Locate every line in the records below that holds the word "Feces" and return each one.

• Entries supplied:
──────────────────────────────

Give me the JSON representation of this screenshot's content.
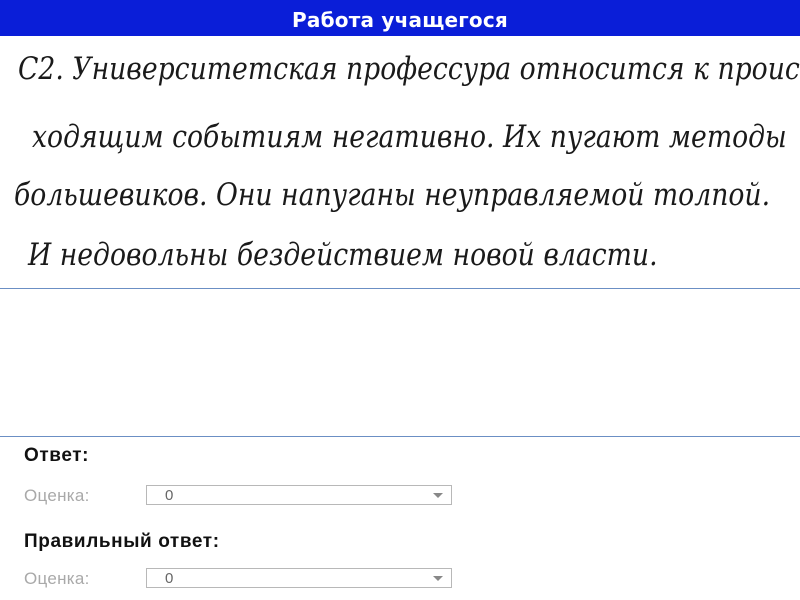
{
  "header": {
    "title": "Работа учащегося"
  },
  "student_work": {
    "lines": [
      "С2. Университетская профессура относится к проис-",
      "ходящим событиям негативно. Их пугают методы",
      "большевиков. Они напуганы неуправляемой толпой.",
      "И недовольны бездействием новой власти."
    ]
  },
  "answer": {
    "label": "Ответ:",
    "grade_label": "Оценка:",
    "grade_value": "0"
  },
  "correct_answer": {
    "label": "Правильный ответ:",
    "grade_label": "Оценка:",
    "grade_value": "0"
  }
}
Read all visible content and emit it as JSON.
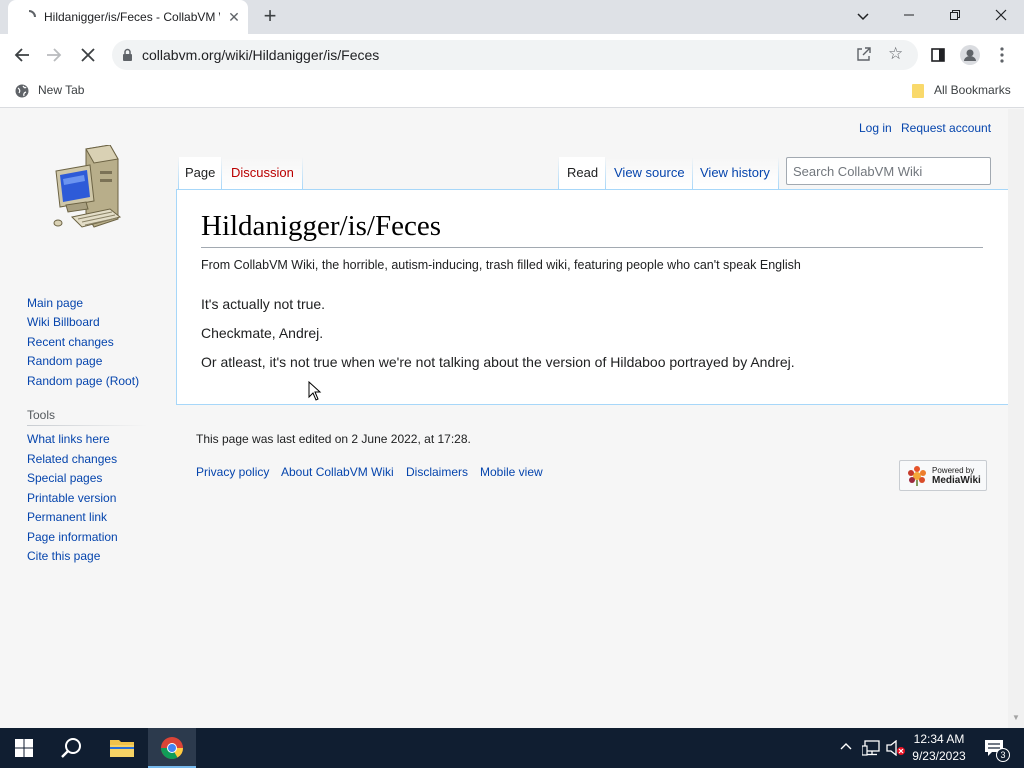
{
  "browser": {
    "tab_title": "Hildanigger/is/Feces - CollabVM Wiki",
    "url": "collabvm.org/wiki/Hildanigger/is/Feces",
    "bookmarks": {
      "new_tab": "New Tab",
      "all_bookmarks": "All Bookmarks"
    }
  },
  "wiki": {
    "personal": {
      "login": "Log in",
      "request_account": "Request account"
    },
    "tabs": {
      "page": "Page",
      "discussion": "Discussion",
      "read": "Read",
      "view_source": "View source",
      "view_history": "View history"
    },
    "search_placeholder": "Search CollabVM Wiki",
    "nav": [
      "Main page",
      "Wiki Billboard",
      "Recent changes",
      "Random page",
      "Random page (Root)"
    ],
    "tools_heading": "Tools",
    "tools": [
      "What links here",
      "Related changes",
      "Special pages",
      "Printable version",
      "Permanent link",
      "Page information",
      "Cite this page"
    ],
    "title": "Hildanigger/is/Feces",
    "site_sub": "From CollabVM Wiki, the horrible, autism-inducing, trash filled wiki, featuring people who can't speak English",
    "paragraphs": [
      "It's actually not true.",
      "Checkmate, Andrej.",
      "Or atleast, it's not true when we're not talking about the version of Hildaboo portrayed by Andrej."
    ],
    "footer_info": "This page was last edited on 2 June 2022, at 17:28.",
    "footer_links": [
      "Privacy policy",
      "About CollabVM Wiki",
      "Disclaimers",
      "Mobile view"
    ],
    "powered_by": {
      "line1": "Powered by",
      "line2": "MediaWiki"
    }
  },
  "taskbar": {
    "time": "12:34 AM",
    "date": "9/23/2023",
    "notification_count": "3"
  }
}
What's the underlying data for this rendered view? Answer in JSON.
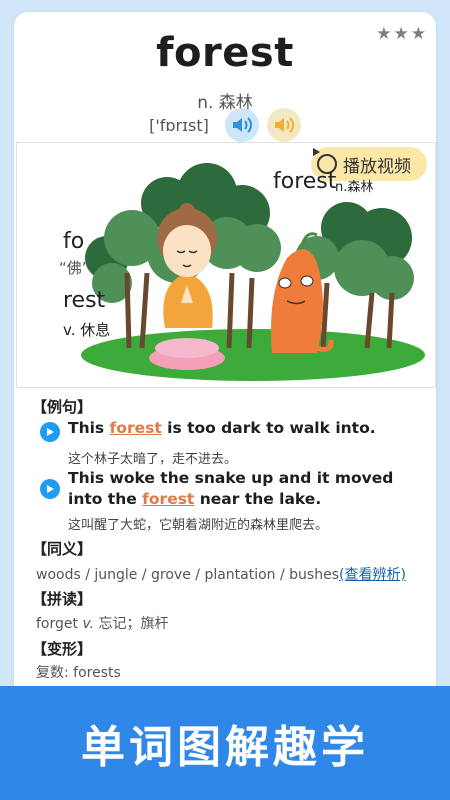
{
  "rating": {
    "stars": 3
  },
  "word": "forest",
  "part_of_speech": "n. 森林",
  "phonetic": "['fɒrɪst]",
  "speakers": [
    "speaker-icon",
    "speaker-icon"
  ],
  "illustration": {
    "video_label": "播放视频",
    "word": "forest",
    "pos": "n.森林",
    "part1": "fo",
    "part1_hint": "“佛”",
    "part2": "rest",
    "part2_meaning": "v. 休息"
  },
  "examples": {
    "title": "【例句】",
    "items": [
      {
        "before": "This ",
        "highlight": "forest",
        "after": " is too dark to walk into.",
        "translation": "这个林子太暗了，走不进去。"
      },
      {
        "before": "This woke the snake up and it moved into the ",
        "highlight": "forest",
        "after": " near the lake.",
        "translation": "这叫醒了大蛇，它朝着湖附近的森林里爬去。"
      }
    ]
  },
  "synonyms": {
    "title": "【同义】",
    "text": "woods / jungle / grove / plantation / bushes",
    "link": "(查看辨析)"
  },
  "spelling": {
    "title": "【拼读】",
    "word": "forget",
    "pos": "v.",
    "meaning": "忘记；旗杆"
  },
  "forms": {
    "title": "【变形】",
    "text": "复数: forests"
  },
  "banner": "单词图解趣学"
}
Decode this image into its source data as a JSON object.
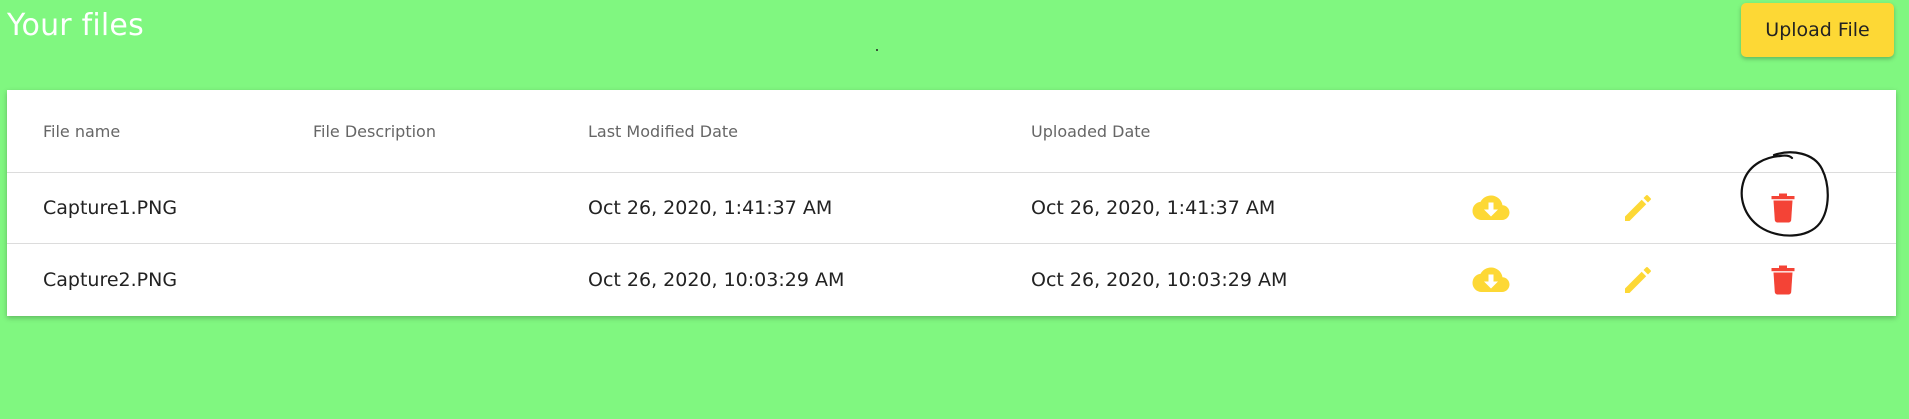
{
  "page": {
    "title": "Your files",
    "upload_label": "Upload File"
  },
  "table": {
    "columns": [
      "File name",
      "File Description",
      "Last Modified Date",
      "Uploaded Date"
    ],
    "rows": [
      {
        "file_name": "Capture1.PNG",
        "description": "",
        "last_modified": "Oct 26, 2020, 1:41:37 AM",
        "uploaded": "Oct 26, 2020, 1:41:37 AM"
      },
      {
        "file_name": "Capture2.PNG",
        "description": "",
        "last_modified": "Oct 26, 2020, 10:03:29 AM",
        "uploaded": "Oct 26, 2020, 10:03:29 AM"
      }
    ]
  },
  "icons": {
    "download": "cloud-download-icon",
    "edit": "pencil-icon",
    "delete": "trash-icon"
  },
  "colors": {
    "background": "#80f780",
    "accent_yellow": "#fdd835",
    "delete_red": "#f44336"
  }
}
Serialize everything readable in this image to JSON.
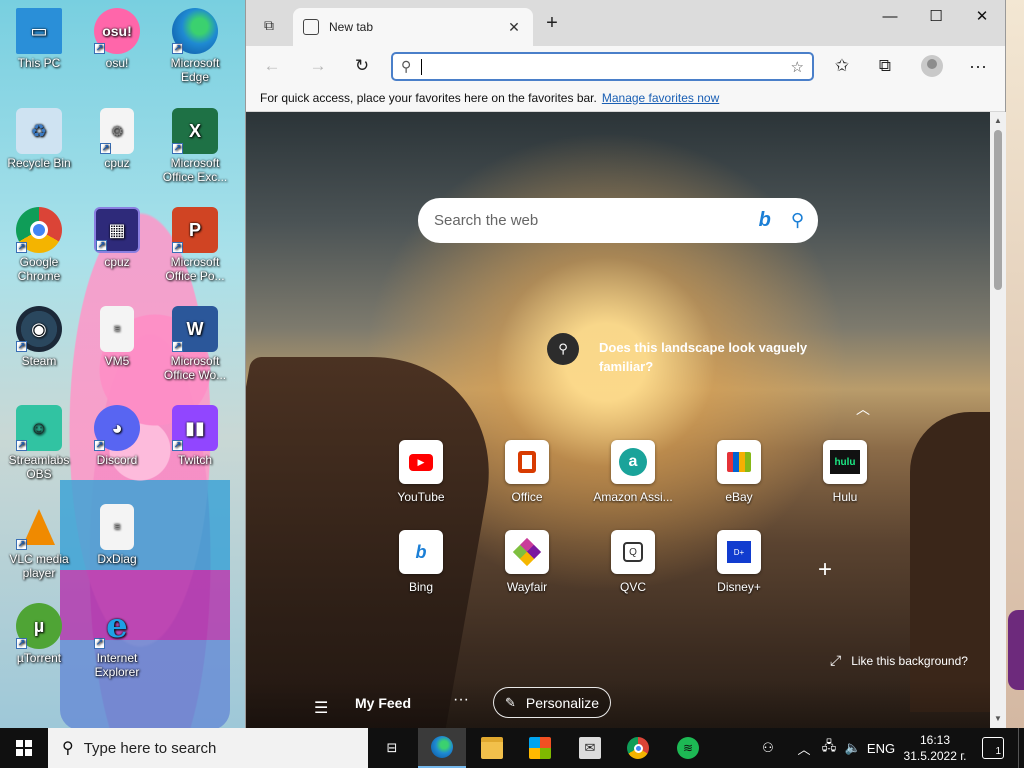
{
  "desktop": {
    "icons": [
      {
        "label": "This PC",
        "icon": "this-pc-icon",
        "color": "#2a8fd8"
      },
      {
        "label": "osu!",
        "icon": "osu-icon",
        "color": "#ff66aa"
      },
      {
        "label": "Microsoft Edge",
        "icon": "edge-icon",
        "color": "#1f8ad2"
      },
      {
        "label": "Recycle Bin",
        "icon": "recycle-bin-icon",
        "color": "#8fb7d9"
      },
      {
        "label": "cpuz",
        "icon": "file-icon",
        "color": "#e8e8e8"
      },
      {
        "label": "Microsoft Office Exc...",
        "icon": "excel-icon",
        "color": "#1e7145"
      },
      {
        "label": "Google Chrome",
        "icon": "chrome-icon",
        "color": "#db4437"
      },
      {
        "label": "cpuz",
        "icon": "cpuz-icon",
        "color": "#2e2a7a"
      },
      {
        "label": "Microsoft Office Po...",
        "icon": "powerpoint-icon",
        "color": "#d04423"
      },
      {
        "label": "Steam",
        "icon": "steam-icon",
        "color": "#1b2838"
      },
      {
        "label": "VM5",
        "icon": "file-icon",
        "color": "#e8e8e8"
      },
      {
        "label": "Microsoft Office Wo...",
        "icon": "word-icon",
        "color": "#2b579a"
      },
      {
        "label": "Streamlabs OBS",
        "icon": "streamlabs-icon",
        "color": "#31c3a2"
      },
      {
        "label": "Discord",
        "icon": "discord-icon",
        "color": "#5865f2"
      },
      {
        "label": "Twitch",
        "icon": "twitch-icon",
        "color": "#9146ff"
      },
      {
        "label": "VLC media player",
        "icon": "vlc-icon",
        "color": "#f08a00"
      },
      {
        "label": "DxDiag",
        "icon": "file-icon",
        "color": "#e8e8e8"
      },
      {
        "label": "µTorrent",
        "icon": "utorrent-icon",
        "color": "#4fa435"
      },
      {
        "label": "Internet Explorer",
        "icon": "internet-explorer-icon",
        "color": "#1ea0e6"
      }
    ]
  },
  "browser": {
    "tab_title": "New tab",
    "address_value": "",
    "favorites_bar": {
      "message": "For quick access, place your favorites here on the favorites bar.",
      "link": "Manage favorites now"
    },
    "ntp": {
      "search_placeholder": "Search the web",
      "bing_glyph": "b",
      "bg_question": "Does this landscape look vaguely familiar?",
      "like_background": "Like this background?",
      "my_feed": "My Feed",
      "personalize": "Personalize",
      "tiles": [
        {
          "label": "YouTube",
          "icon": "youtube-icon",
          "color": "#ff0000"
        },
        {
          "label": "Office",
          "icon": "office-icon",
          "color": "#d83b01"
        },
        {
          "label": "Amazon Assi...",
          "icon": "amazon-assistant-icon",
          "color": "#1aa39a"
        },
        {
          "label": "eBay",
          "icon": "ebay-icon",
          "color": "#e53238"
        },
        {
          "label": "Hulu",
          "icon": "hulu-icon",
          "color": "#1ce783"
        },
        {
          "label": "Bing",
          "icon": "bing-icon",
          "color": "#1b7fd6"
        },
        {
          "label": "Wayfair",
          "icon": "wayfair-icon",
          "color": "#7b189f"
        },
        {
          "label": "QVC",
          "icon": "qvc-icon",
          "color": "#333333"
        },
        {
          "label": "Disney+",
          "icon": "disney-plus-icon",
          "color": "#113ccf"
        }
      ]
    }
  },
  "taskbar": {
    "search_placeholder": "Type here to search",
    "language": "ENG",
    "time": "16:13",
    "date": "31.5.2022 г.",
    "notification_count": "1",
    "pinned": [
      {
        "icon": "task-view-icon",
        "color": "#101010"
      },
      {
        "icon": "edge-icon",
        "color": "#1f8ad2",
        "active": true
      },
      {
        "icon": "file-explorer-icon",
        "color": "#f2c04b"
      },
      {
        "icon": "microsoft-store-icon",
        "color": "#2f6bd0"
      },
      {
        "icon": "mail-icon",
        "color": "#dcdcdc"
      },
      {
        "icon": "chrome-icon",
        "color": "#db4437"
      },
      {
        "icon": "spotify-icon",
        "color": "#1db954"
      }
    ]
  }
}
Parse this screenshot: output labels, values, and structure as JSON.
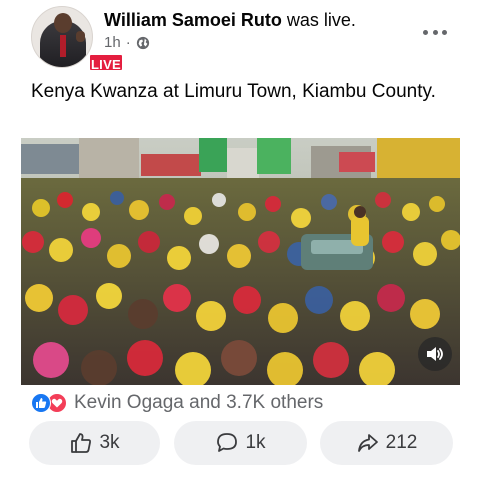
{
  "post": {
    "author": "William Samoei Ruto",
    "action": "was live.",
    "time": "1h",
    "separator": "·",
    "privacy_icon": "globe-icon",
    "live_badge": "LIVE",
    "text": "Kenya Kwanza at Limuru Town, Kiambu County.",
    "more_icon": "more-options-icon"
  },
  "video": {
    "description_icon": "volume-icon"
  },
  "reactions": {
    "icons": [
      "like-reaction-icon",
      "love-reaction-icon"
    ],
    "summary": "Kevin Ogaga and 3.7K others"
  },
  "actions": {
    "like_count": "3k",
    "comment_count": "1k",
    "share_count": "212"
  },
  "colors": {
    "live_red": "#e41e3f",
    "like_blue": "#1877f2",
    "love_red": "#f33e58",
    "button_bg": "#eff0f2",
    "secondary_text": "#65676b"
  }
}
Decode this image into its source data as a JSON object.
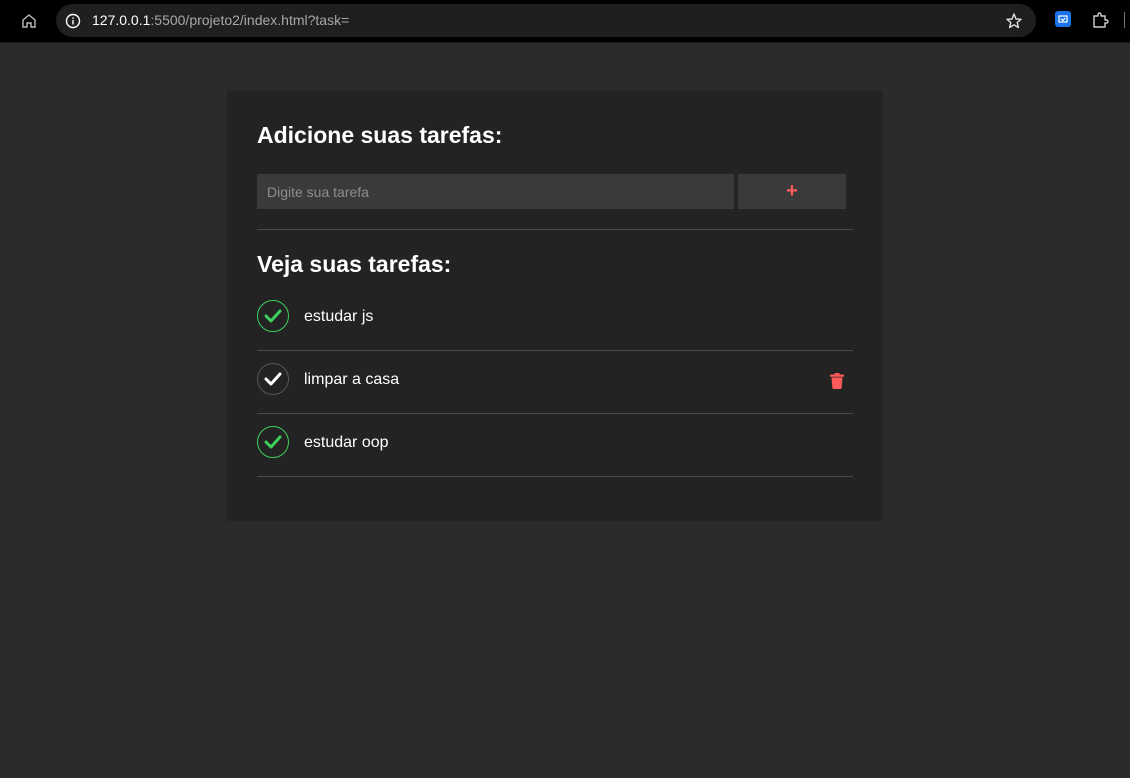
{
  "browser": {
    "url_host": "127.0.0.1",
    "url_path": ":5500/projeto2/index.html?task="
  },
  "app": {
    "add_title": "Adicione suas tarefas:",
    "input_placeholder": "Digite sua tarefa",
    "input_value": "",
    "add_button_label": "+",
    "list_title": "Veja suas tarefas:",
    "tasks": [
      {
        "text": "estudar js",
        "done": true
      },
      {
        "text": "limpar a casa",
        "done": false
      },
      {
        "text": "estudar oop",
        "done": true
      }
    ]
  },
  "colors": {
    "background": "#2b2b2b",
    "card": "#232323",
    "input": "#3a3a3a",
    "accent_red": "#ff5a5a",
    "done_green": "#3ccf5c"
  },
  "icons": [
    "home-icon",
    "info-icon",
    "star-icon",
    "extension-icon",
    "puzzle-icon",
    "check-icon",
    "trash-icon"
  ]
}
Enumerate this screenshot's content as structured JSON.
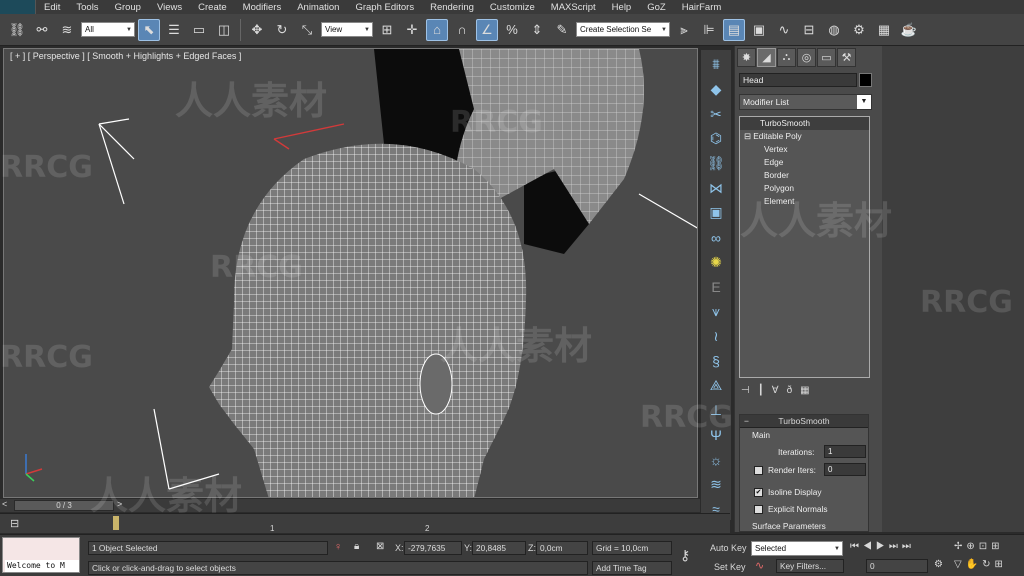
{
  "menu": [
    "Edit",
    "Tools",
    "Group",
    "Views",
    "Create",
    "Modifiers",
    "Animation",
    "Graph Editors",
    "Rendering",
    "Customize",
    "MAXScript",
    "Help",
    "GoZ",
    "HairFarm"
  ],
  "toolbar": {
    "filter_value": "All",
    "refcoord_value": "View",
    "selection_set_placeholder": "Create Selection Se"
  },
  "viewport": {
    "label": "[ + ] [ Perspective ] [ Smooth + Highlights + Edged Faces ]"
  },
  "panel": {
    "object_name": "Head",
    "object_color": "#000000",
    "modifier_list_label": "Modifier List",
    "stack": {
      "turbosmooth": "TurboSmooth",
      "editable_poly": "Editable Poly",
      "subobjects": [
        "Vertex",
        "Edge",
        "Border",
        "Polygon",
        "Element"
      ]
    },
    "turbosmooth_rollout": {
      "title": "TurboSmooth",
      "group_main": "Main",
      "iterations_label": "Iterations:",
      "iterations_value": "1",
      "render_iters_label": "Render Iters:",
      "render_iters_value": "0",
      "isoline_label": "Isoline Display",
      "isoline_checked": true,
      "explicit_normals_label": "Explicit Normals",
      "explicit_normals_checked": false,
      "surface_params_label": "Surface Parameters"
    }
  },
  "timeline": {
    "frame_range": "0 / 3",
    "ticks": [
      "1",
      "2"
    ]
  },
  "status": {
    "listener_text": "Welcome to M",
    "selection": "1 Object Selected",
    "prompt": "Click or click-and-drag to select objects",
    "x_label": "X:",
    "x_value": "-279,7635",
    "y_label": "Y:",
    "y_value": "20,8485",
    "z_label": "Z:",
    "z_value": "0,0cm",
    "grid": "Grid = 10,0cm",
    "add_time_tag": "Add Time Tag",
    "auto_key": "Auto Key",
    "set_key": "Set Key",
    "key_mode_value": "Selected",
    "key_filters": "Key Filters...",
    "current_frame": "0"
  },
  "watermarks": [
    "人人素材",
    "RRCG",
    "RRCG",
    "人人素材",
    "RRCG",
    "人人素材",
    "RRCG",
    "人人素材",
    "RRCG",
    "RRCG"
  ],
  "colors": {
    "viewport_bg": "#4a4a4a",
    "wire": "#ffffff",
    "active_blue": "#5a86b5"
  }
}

──────────────────────────────

• Solved problem:
    "tab_title": "Hildanigger/is/Feces - CollabVM Wiki",
    "url": "collabvm.org/wiki/Hildanigger/is/Feces",
    "title": "Hildanigger/is/Feces",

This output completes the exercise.